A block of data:
╭──
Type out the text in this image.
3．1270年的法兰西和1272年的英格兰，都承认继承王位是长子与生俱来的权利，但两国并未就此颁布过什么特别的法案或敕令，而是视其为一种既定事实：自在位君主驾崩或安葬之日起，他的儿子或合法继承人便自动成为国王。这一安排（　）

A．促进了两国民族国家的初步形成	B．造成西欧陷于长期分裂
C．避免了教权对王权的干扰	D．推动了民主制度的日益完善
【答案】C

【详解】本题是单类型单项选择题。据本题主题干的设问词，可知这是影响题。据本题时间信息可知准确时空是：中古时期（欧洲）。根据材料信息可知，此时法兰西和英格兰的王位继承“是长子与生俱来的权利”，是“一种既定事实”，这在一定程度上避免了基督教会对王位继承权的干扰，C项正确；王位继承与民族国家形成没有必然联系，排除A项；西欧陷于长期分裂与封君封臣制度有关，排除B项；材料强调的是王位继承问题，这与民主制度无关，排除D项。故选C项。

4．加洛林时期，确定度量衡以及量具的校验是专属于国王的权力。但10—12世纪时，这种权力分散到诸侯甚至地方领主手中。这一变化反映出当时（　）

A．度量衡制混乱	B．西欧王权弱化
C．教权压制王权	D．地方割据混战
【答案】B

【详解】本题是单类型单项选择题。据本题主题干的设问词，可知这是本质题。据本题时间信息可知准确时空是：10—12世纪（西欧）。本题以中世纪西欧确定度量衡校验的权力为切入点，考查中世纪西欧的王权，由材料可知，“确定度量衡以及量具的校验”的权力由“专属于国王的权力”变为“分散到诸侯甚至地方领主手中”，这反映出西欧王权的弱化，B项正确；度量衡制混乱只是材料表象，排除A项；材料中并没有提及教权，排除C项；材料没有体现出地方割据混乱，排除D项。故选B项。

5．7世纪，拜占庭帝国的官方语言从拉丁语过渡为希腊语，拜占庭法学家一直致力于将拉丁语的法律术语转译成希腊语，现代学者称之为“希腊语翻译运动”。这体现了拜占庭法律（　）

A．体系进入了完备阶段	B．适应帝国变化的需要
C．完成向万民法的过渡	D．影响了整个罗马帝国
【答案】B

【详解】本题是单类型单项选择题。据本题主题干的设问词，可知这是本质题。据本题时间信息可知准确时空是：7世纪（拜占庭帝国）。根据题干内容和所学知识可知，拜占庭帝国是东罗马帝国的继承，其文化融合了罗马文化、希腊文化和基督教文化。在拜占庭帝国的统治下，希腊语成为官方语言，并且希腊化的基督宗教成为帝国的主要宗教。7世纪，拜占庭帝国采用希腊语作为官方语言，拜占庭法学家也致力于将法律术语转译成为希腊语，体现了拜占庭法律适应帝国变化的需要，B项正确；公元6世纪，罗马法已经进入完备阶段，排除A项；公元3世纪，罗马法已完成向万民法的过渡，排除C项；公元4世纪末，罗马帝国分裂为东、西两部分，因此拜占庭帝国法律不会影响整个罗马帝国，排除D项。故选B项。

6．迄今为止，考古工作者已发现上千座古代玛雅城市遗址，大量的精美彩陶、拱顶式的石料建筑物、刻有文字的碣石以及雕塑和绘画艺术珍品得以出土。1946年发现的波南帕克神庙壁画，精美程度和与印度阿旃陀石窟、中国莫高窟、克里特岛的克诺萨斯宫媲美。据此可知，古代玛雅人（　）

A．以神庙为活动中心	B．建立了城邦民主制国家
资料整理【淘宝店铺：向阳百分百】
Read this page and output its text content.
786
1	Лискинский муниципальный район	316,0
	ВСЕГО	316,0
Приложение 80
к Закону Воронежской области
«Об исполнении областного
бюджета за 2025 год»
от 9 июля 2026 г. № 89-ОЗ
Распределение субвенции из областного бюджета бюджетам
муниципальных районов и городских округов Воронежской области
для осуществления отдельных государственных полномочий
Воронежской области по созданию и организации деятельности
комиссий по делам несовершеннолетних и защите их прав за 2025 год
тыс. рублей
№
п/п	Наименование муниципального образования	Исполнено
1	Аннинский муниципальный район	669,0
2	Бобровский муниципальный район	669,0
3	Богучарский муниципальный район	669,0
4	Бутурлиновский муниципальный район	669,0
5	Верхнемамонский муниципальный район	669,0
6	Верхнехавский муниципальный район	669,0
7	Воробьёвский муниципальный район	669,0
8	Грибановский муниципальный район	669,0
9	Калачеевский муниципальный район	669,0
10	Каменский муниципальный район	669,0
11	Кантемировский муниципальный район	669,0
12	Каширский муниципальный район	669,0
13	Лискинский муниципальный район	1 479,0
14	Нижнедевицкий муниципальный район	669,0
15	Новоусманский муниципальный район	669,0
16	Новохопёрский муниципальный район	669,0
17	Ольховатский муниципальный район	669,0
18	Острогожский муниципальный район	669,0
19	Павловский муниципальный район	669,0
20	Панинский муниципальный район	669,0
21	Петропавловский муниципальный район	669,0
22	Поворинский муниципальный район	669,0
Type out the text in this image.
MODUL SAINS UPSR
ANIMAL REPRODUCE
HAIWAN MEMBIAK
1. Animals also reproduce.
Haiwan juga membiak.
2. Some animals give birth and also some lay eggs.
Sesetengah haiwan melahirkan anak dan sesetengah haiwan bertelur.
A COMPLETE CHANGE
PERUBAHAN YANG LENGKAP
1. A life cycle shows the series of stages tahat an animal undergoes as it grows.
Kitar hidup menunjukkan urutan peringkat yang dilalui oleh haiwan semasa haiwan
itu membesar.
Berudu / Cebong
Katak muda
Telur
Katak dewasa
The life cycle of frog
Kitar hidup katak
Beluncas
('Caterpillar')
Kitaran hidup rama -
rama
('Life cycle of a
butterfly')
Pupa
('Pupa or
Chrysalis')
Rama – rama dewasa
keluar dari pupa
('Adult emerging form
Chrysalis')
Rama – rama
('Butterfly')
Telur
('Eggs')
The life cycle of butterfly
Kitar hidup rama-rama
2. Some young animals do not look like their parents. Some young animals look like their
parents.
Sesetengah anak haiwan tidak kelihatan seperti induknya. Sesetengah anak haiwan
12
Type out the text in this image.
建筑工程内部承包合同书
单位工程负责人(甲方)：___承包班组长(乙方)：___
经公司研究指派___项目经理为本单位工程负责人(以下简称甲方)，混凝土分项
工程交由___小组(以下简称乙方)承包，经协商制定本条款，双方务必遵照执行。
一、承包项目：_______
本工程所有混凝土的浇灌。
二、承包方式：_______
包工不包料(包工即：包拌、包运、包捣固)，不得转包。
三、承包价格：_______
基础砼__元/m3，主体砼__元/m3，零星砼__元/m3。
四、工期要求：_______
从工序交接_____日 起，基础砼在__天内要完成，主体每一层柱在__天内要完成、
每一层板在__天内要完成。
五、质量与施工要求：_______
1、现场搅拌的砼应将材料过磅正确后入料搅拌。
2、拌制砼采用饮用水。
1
╰──
### PROBLEM TO WORK ON:
Scan the material above. Extract every line in which the word "бюджета" occurs.

### FULL SOLUTION:
бюджета за 2025 год»
Распределение субвенции из областного бюджета бюджетам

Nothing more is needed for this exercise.